» What to produce: Copy out each line of the listing that has the word "CIRCUNSTÂNCIAS" in it.

» Data to use:
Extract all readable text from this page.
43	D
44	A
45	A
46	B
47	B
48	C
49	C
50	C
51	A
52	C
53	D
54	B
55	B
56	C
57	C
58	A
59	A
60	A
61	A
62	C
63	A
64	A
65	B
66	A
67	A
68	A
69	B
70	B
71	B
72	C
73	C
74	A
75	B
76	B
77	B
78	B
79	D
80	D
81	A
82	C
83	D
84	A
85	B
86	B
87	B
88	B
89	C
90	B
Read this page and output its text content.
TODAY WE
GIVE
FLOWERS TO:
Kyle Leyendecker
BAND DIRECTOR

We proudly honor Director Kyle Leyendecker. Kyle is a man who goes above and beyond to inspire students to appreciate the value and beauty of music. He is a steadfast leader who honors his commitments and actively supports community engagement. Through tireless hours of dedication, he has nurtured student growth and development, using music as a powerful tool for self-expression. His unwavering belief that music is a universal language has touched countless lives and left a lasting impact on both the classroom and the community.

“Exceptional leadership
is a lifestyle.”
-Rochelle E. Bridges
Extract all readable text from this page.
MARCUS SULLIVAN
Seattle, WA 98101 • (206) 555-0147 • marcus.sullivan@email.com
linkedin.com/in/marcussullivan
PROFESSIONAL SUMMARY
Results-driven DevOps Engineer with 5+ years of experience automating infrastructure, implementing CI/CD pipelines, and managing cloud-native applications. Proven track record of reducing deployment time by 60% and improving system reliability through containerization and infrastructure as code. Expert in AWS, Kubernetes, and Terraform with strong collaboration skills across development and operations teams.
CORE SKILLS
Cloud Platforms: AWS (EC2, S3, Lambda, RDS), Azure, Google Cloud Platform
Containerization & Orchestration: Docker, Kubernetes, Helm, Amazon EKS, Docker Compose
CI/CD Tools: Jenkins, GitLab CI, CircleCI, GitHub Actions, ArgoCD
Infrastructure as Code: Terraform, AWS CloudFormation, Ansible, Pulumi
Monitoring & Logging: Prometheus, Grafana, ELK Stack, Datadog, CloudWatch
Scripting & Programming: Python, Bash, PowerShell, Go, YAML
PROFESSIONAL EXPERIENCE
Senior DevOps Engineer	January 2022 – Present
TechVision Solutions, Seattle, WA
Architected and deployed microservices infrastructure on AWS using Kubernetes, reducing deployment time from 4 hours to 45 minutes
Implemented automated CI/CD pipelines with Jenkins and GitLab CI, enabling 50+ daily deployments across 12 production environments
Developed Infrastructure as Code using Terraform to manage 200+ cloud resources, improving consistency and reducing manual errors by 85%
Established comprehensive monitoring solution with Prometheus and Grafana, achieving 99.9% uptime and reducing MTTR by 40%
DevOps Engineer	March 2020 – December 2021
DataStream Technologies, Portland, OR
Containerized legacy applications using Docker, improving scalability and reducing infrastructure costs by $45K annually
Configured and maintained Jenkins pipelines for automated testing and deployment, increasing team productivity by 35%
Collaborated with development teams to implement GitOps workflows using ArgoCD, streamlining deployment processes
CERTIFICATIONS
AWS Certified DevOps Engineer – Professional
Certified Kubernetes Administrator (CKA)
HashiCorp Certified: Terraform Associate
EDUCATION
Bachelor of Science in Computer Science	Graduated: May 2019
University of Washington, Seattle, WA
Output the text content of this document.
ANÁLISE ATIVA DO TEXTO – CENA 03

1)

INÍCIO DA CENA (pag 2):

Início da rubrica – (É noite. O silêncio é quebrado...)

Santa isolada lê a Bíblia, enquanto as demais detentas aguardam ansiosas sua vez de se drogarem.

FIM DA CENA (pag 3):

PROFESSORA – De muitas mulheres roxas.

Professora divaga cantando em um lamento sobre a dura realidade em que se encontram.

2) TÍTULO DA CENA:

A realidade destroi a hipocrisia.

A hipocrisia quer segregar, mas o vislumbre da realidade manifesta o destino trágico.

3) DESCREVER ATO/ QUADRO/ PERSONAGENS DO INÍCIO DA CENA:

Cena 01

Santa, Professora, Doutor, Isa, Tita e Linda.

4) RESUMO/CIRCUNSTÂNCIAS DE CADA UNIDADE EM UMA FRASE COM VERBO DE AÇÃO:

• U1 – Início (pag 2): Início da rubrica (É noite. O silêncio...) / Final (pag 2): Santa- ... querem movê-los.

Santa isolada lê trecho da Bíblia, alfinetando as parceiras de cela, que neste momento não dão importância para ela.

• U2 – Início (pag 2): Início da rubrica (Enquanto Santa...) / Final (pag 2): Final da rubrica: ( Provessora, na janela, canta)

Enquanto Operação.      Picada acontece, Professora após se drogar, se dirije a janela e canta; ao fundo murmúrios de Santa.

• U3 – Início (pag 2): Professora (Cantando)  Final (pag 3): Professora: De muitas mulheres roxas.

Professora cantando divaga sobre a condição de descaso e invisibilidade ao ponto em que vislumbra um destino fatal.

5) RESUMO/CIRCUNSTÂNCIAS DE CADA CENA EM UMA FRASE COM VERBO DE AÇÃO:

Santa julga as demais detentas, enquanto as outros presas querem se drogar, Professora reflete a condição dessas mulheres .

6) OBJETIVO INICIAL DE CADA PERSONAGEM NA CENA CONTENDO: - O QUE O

» The result:
4) RESUMO/CIRCUNSTÂNCIAS DE CADA UNIDADE EM UMA FRASE COM VERBO DE AÇÃO:
5) RESUMO/CIRCUNSTÂNCIAS DE CADA CENA EM UMA FRASE COM VERBO DE AÇÃO:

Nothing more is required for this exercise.